** start of DATASET CONTENT **

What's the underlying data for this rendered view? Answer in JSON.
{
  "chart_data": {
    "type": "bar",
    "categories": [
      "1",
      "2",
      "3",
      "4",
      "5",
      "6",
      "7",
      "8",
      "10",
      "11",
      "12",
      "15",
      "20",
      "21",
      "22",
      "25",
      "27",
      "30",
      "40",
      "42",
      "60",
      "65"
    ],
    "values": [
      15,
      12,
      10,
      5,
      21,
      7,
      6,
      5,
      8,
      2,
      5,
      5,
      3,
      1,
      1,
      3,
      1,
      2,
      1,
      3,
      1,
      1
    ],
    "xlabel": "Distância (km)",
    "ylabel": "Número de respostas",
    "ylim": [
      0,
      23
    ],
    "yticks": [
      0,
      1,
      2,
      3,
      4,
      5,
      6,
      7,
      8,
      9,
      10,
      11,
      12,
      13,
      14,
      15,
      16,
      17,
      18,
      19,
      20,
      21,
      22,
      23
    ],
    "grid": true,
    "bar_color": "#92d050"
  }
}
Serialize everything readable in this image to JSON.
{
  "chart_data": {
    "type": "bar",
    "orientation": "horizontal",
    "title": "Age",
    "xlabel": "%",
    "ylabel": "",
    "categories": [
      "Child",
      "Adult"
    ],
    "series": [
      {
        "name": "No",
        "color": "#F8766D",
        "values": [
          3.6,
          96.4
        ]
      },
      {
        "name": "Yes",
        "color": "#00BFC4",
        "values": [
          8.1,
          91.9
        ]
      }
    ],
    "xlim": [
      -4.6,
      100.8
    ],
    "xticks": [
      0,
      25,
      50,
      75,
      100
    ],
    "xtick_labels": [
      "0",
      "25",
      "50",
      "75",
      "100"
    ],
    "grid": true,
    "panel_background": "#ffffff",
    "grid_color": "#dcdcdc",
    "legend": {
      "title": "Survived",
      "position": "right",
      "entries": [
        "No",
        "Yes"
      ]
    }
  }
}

** end of DATASET CONTENT **

§ **SET EXERCISE**
All of the data must be returned exactly.

§ **COMPLETE OUTPUT**
What's the underlying data for this rendered view? Answer in JSON.
{
  "chart_data": {
    "type": "bar",
    "categories": [
      "1",
      "2",
      "3",
      "4",
      "5",
      "6",
      "7",
      "8",
      "10",
      "11",
      "12",
      "15",
      "20",
      "21",
      "22",
      "25",
      "27",
      "30",
      "40",
      "42",
      "60",
      "65"
    ],
    "values": [
      15,
      12,
      10,
      5,
      21,
      7,
      6,
      5,
      8,
      2,
      5,
      5,
      3,
      1,
      1,
      3,
      1,
      2,
      1,
      3,
      1,
      1
    ],
    "xlabel": "Distância (km)",
    "ylabel": "Número de respostas",
    "ylim": [
      0,
      23
    ],
    "yticks": [
      0,
      1,
      2,
      3,
      4,
      5,
      6,
      7,
      8,
      9,
      10,
      11,
      12,
      13,
      14,
      15,
      16,
      17,
      18,
      19,
      20,
      21,
      22,
      23
    ],
    "grid": true,
    "bar_color": "#92d050"
  }
}
Serialize everything readable in this image to JSON.
{
  "chart_data": {
    "type": "bar",
    "orientation": "horizontal",
    "title": "Age",
    "xlabel": "%",
    "ylabel": "",
    "categories": [
      "Child",
      "Adult"
    ],
    "series": [
      {
        "name": "No",
        "color": "#F8766D",
        "values": [
          3.6,
          96.4
        ]
      },
      {
        "name": "Yes",
        "color": "#00BFC4",
        "values": [
          8.1,
          91.9
        ]
      }
    ],
    "xlim": [
      -4.6,
      100.8
    ],
    "xticks": [
      0,
      25,
      50,
      75,
      100
    ],
    "xtick_labels": [
      "0",
      "25",
      "50",
      "75",
      "100"
    ],
    "grid": true,
    "panel_background": "#ffffff",
    "grid_color": "#dcdcdc",
    "legend": {
      "title": "Survived",
      "position": "right",
      "entries": [
        "No",
        "Yes"
      ]
    }
  }
}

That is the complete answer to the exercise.